Item position entries
----
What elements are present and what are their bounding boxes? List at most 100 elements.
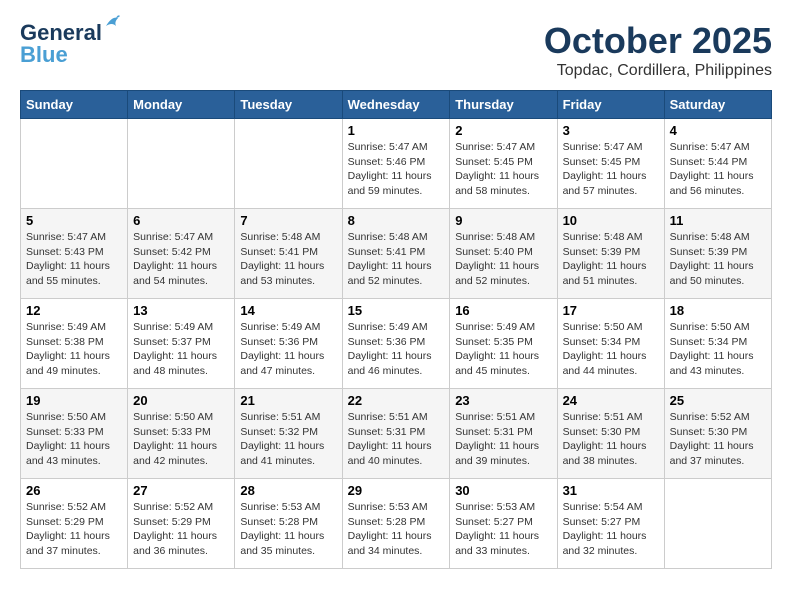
calendar-empty-cell xyxy=(235,119,342,209)
day-number: 29 xyxy=(348,483,445,498)
day-info: Sunrise: 5:51 AM Sunset: 5:31 PM Dayligh… xyxy=(455,410,551,469)
calendar-table: SundayMondayTuesdayWednesdayThursdayFrid… xyxy=(20,90,772,569)
day-number: 13 xyxy=(133,303,229,318)
day-number: 7 xyxy=(240,213,336,228)
calendar-day-17: 17 Sunrise: 5:50 AM Sunset: 5:34 PM Dayli… xyxy=(557,299,664,389)
calendar-header-tuesday: Tuesday xyxy=(235,91,342,119)
day-number: 5 xyxy=(26,213,122,228)
day-info: Sunrise: 5:49 AM Sunset: 5:36 PM Dayligh… xyxy=(348,320,445,379)
title-block: October 2025 Topdac, Cordillera, Philipp… xyxy=(544,20,772,80)
day-info: Sunrise: 5:47 AM Sunset: 5:45 PM Dayligh… xyxy=(563,140,659,199)
day-number: 10 xyxy=(563,213,659,228)
calendar-day-18: 18 Sunrise: 5:50 AM Sunset: 5:34 PM Dayli… xyxy=(664,299,771,389)
day-info: Sunrise: 5:50 AM Sunset: 5:33 PM Dayligh… xyxy=(133,410,229,469)
calendar-day-20: 20 Sunrise: 5:50 AM Sunset: 5:33 PM Dayli… xyxy=(128,389,235,479)
calendar-day-31: 31 Sunrise: 5:54 AM Sunset: 5:27 PM Dayli… xyxy=(557,479,664,569)
calendar-day-27: 27 Sunrise: 5:52 AM Sunset: 5:29 PM Dayli… xyxy=(128,479,235,569)
calendar-day-6: 6Sunrise: 5:47 AM Sunset: 5:42 PM Daylig… xyxy=(128,209,235,299)
day-info: Sunrise: 5:49 AM Sunset: 5:36 PM Dayligh… xyxy=(240,320,336,379)
day-number: 16 xyxy=(455,303,551,318)
day-info: Sunrise: 5:51 AM Sunset: 5:30 PM Dayligh… xyxy=(563,410,659,469)
calendar-day-7: 7 Sunrise: 5:48 AM Sunset: 5:41 PM Daylig… xyxy=(235,209,342,299)
calendar-day-11: 11 Sunrise: 5:48 AM Sunset: 5:39 PM Dayli… xyxy=(664,209,771,299)
day-info: Sunrise: 5:47 AM Sunset: 5:45 PM Dayligh… xyxy=(455,140,551,199)
calendar-day-22: 22Sunrise: 5:51 AM Sunset: 5:31 PM Dayli… xyxy=(342,389,450,479)
calendar-day-2: 2 Sunrise: 5:47 AM Sunset: 5:45 PM Daylig… xyxy=(450,119,557,209)
day-info: Sunrise: 5:52 AM Sunset: 5:30 PM Dayligh… xyxy=(670,410,766,469)
day-info: Sunrise: 5:54 AM Sunset: 5:27 PM Dayligh… xyxy=(563,500,659,559)
calendar-day-26: 26Sunrise: 5:52 AM Sunset: 5:29 PM Dayli… xyxy=(21,479,128,569)
day-info: Sunrise: 5:51 AM Sunset: 5:32 PM Dayligh… xyxy=(240,410,336,469)
calendar-day-12: 12 Sunrise: 5:49 AM Sunset: 5:38 PM Dayli… xyxy=(21,299,128,389)
day-info: Sunrise: 5:49 AM Sunset: 5:37 PM Dayligh… xyxy=(133,320,229,379)
day-info: Sunrise: 5:50 AM Sunset: 5:34 PM Dayligh… xyxy=(563,320,659,379)
day-info: Sunrise: 5:47 AM Sunset: 5:46 PM Dayligh… xyxy=(348,140,445,199)
day-number: 1 xyxy=(348,123,445,138)
calendar-header-thursday: Thursday xyxy=(450,91,557,119)
calendar-header-monday: Monday xyxy=(128,91,235,119)
calendar-header-wednesday: Wednesday xyxy=(342,91,450,119)
day-info: Sunrise: 5:53 AM Sunset: 5:28 PM Dayligh… xyxy=(240,500,336,559)
day-number: 15 xyxy=(348,303,445,318)
day-info: Sunrise: 5:50 AM Sunset: 5:33 PM Dayligh… xyxy=(26,410,122,469)
day-number: 11 xyxy=(670,213,766,228)
day-info: Sunrise: 5:49 AM Sunset: 5:35 PM Dayligh… xyxy=(455,320,551,379)
calendar-header-friday: Friday xyxy=(557,91,664,119)
day-number: 14 xyxy=(240,303,336,318)
calendar-header-row: SundayMondayTuesdayWednesdayThursdayFrid… xyxy=(21,91,772,119)
logo-bird-icon xyxy=(98,12,120,34)
calendar-header-sunday: Sunday xyxy=(21,91,128,119)
day-number: 6 xyxy=(133,213,229,228)
day-number: 2 xyxy=(455,123,551,138)
day-number: 19 xyxy=(26,393,122,408)
calendar-empty-cell xyxy=(664,479,771,569)
day-number: 27 xyxy=(133,483,229,498)
day-number: 3 xyxy=(563,123,659,138)
day-info: Sunrise: 5:52 AM Sunset: 5:29 PM Dayligh… xyxy=(133,500,229,559)
calendar-day-28: 28 Sunrise: 5:53 AM Sunset: 5:28 PM Dayli… xyxy=(235,479,342,569)
calendar-empty-cell xyxy=(128,119,235,209)
day-number: 4 xyxy=(670,123,766,138)
calendar-day-4: 4 Sunrise: 5:47 AM Sunset: 5:44 PM Daylig… xyxy=(664,119,771,209)
day-info: Sunrise: 5:52 AM Sunset: 5:29 PM Dayligh… xyxy=(26,500,122,559)
day-number: 28 xyxy=(240,483,336,498)
day-number: 30 xyxy=(455,483,551,498)
day-info: Sunrise: 5:50 AM Sunset: 5:34 PM Dayligh… xyxy=(670,320,766,379)
day-info: Sunrise: 5:48 AM Sunset: 5:39 PM Dayligh… xyxy=(670,230,766,289)
day-number: 20 xyxy=(133,393,229,408)
day-info: Sunrise: 5:47 AM Sunset: 5:43 PM Dayligh… xyxy=(26,230,122,289)
day-number: 12 xyxy=(26,303,122,318)
calendar-day-21: 21 Sunrise: 5:51 AM Sunset: 5:32 PM Dayli… xyxy=(235,389,342,479)
day-info: Sunrise: 5:48 AM Sunset: 5:41 PM Dayligh… xyxy=(240,230,336,289)
page-header: General Blue October 2025 Topdac, Cordil… xyxy=(20,20,772,80)
calendar-day-1: 1 Sunrise: 5:47 AM Sunset: 5:46 PM Daylig… xyxy=(342,119,450,209)
calendar-day-30: 30 Sunrise: 5:53 AM Sunset: 5:27 PM Dayli… xyxy=(450,479,557,569)
day-info: Sunrise: 5:49 AM Sunset: 5:38 PM Dayligh… xyxy=(26,320,122,379)
calendar-day-16: 16 Sunrise: 5:49 AM Sunset: 5:35 PM Dayli… xyxy=(450,299,557,389)
day-number: 24 xyxy=(563,393,659,408)
day-number: 31 xyxy=(563,483,659,498)
calendar-day-8: 8Sunrise: 5:48 AM Sunset: 5:41 PM Daylig… xyxy=(342,209,450,299)
calendar-day-25: 25 Sunrise: 5:52 AM Sunset: 5:30 PM Dayli… xyxy=(664,389,771,479)
logo-general: General xyxy=(20,20,102,45)
calendar-week-row: 1 Sunrise: 5:47 AM Sunset: 5:46 PM Daylig… xyxy=(21,119,772,209)
location-subtitle: Topdac, Cordillera, Philippines xyxy=(544,62,772,80)
day-info: Sunrise: 5:51 AM Sunset: 5:31 PM Dayligh… xyxy=(348,410,445,469)
calendar-week-row: 12 Sunrise: 5:49 AM Sunset: 5:38 PM Dayli… xyxy=(21,299,772,389)
day-info: Sunrise: 5:53 AM Sunset: 5:27 PM Dayligh… xyxy=(455,500,551,559)
month-title: October 2025 xyxy=(544,20,772,62)
day-number: 9 xyxy=(455,213,551,228)
calendar-day-5: 5 Sunrise: 5:47 AM Sunset: 5:43 PM Daylig… xyxy=(21,209,128,299)
calendar-day-13: 13 Sunrise: 5:49 AM Sunset: 5:37 PM Dayli… xyxy=(128,299,235,389)
calendar-day-3: 3 Sunrise: 5:47 AM Sunset: 5:45 PM Daylig… xyxy=(557,119,664,209)
day-number: 17 xyxy=(563,303,659,318)
logo: General Blue xyxy=(20,20,102,68)
day-number: 18 xyxy=(670,303,766,318)
calendar-day-24: 24 Sunrise: 5:51 AM Sunset: 5:30 PM Dayli… xyxy=(557,389,664,479)
day-number: 21 xyxy=(240,393,336,408)
day-number: 25 xyxy=(670,393,766,408)
calendar-day-29: 29Sunrise: 5:53 AM Sunset: 5:28 PM Dayli… xyxy=(342,479,450,569)
calendar-day-14: 14 Sunrise: 5:49 AM Sunset: 5:36 PM Dayli… xyxy=(235,299,342,389)
day-info: Sunrise: 5:47 AM Sunset: 5:44 PM Dayligh… xyxy=(670,140,766,199)
day-number: 8 xyxy=(348,213,445,228)
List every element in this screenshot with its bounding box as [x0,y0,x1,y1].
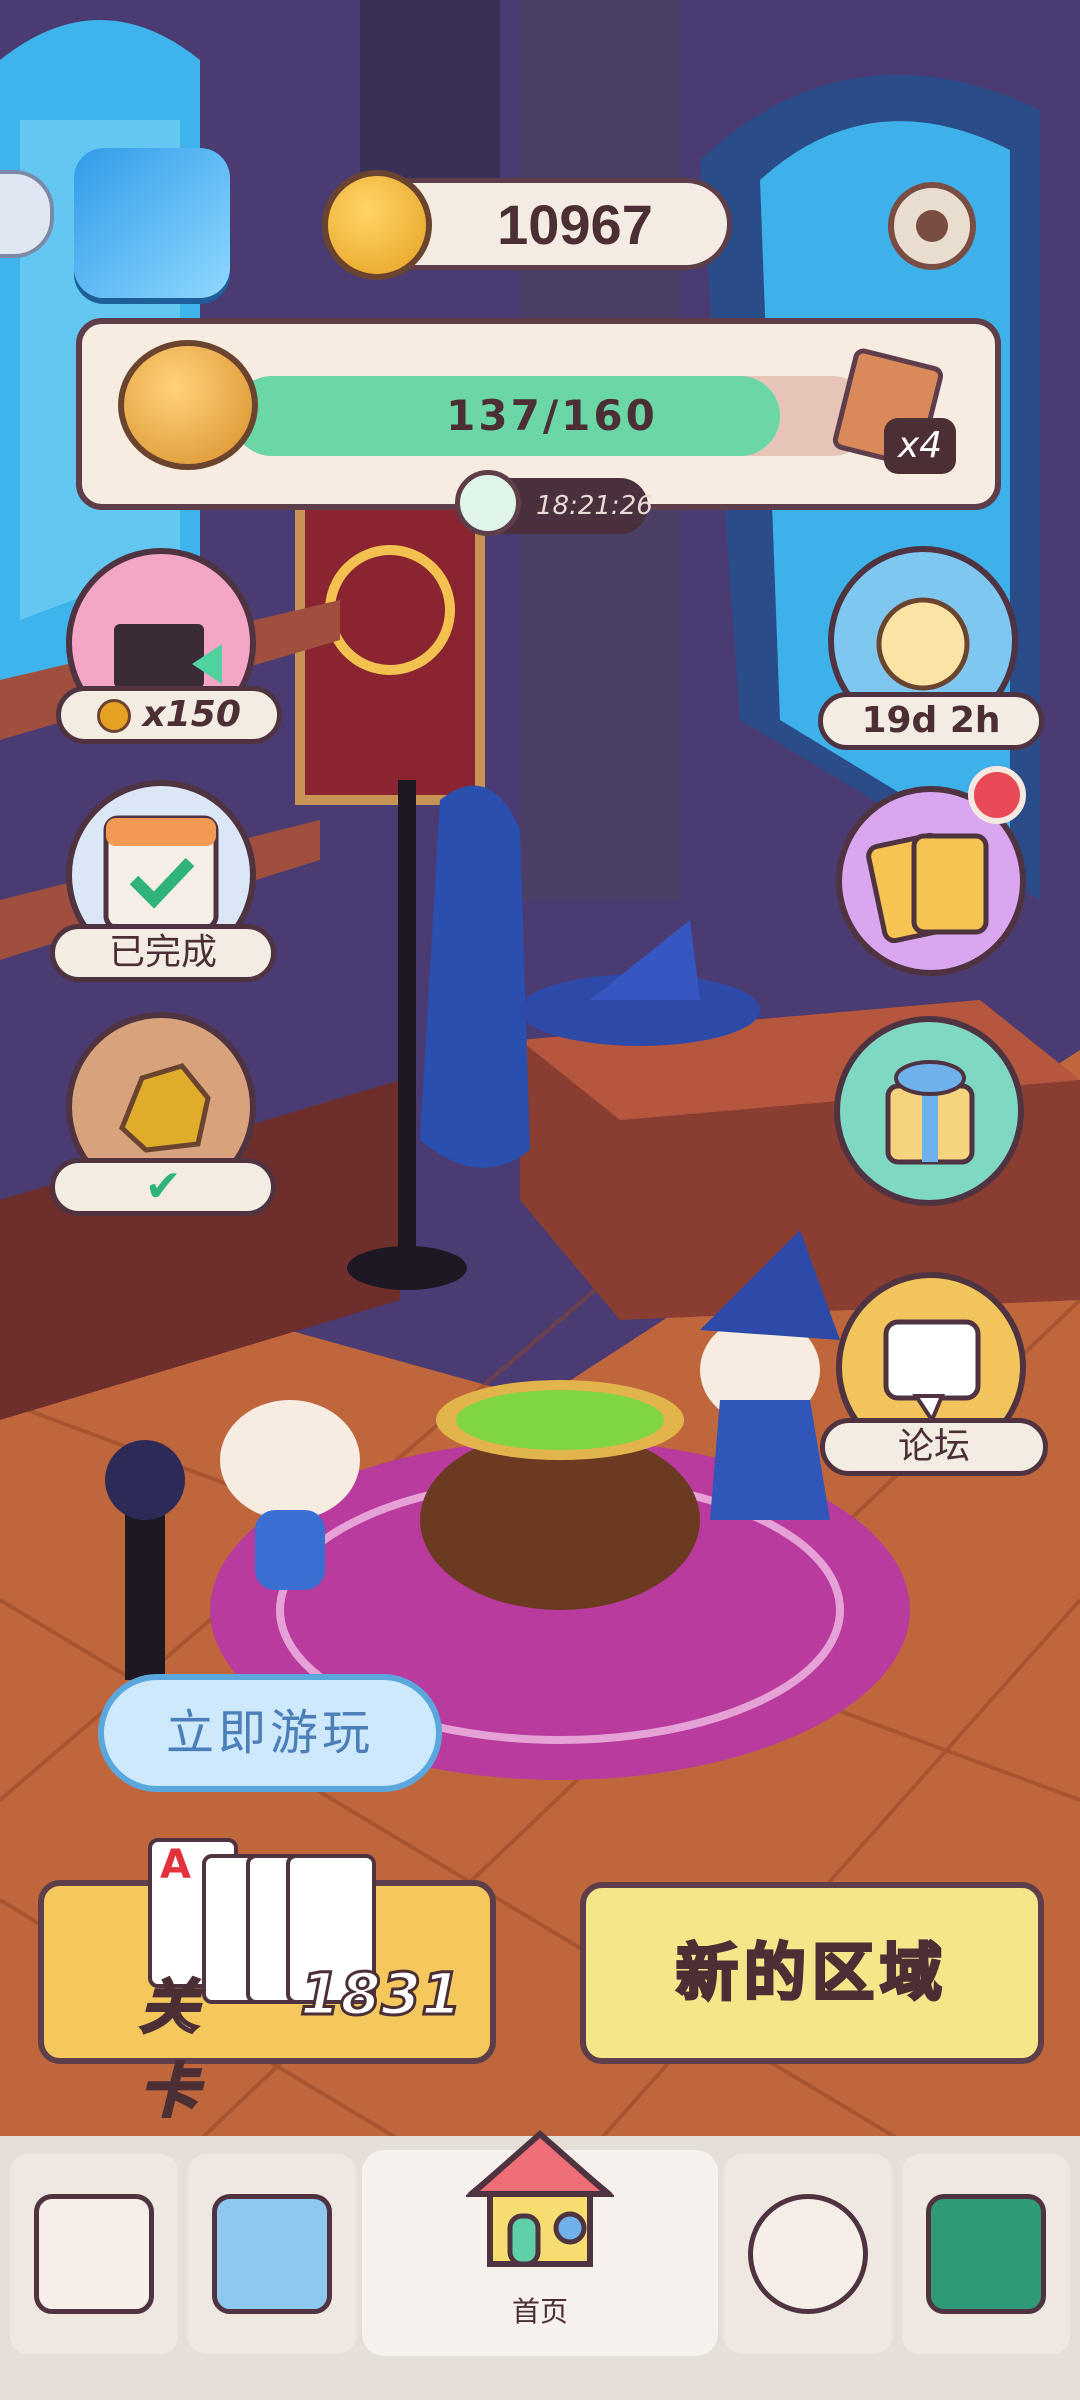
paint-palette-icon [748,2194,868,2314]
gift-box-icon [885,1060,975,1165]
new-area-button[interactable]: 新的区域 [580,1882,1044,2064]
calendar-check-icon [34,2194,154,2314]
ad-reward-label: x150 [56,686,282,744]
nav-home-label: 首页 [511,2295,568,2328]
level-label: 关卡 [139,1972,200,2127]
crystal-ball [105,1440,185,1520]
gift-box-button[interactable] [834,1016,1024,1206]
clock-icon [455,470,521,536]
daily-task-status: 已完成 [50,924,276,982]
game-promo-icon[interactable] [74,148,230,298]
nav-decorate[interactable] [724,2154,892,2354]
ad-reward-amount: x150 [142,694,241,735]
settings-gear-icon[interactable] [888,182,976,270]
play-now-bubble[interactable]: 立即游玩 [98,1674,442,1792]
coin-icon [97,699,132,733]
paw-book-icon [926,2194,1046,2314]
card-rank: A [160,1842,191,1888]
coin-count: 10967 [497,193,653,256]
progress-value: 137/160 [446,391,658,440]
map-icon [212,2194,332,2314]
treasure-status: ✔ [50,1158,276,1216]
event-countdown: 19d 2h [818,692,1044,750]
bell-icon [118,340,258,470]
nav-collection[interactable] [902,2154,1070,2354]
nav-tasks[interactable] [10,2154,178,2354]
house-icon [466,2129,614,2267]
level-number: 1831 [299,1959,463,2030]
nav-map[interactable] [188,2154,356,2354]
cat-left [220,1400,360,1520]
check-icon: ✔ [144,1161,182,1212]
coin-icon [322,170,432,280]
reward-multiplier: x4 [884,418,956,474]
forum-label: 论坛 [820,1418,1048,1476]
notification-dot [968,766,1026,824]
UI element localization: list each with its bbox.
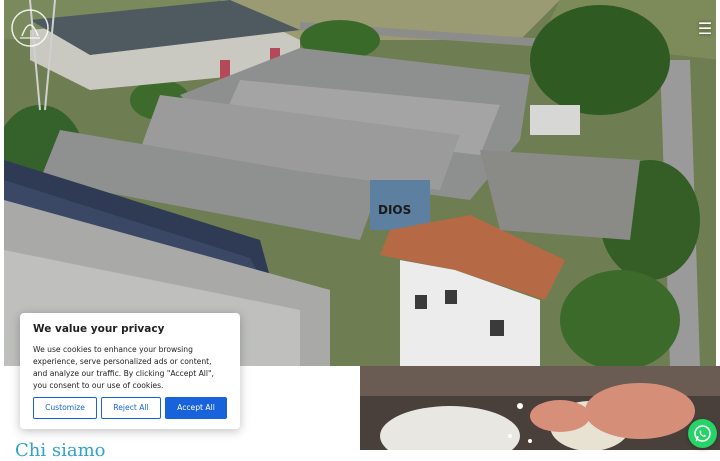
----
▶ **Exercise details**: Put the rows from the one containing "calendar-empty-cell xyxy=(235,119,342,209)" through the one containing "calendar-day-27: 27 Sunrise: 5:52" into a JSON list of strings, one string per row, with blank lines omitted.

▶ **Exercise result**:
[
  "calendar-empty-cell xyxy=(235,119,342,209)",
  "day-number: 29 xyxy=(348,483,445,498)",
  "day-info: Sunrise: 5:51 AM Sunset: 5:31 PM Dayligh… xyxy=(455,410,551,469)",
  "calendar-table: SundayMondayTuesdayWednesdayThursdayFrid… xyxy=(20,90,772,569)",
  "day-number: 13 xyxy=(133,303,229,318)",
  "day-number: 7 xyxy=(240,213,336,228)",
  "calendar-day-17: 17 Sunrise: 5:50 AM Sunset: 5:34 PM Dayli… xyxy=(557,299,664,389)",
  "calendar-header-tuesday: Tuesday xyxy=(235,91,342,119)",
  "day-number: 5 xyxy=(26,213,122,228)",
  "day-info: Sunrise: 5:49 AM Sunset: 5:36 PM Dayligh… xyxy=(348,320,445,379)",
  "title-block: October 2025 Topdac, Cordillera, Philipp… xyxy=(544,20,772,80)",
  "day-info: Sunrise: 5:47 AM Sunset: 5:45 PM Dayligh… xyxy=(563,140,659,199)",
  "day-number: 10 xyxy=(563,213,659,228)",
  "calendar-day-18: 18 Sunrise: 5:50 AM Sunset: 5:34 PM Dayli… xyxy=(664,299,771,389)",
  "day-info: Sunrise: 5:50 AM Sunset: 5:33 PM Dayligh… xyxy=(133,410,229,469)",
  "calendar-day-20: 20 Sunrise: 5:50 AM Sunset: 5:33 PM Dayli… xyxy=(128,389,235,479)",
  "calendar-day-31: 31 Sunrise: 5:54 AM Sunset: 5:27 PM Dayli… xyxy=(557,479,664,569)",
  "calendar-day-27: 27 Sunrise: 5:52 AM Sunset: 5:29 PM Dayli… xyxy=(128,479,235,569)"
]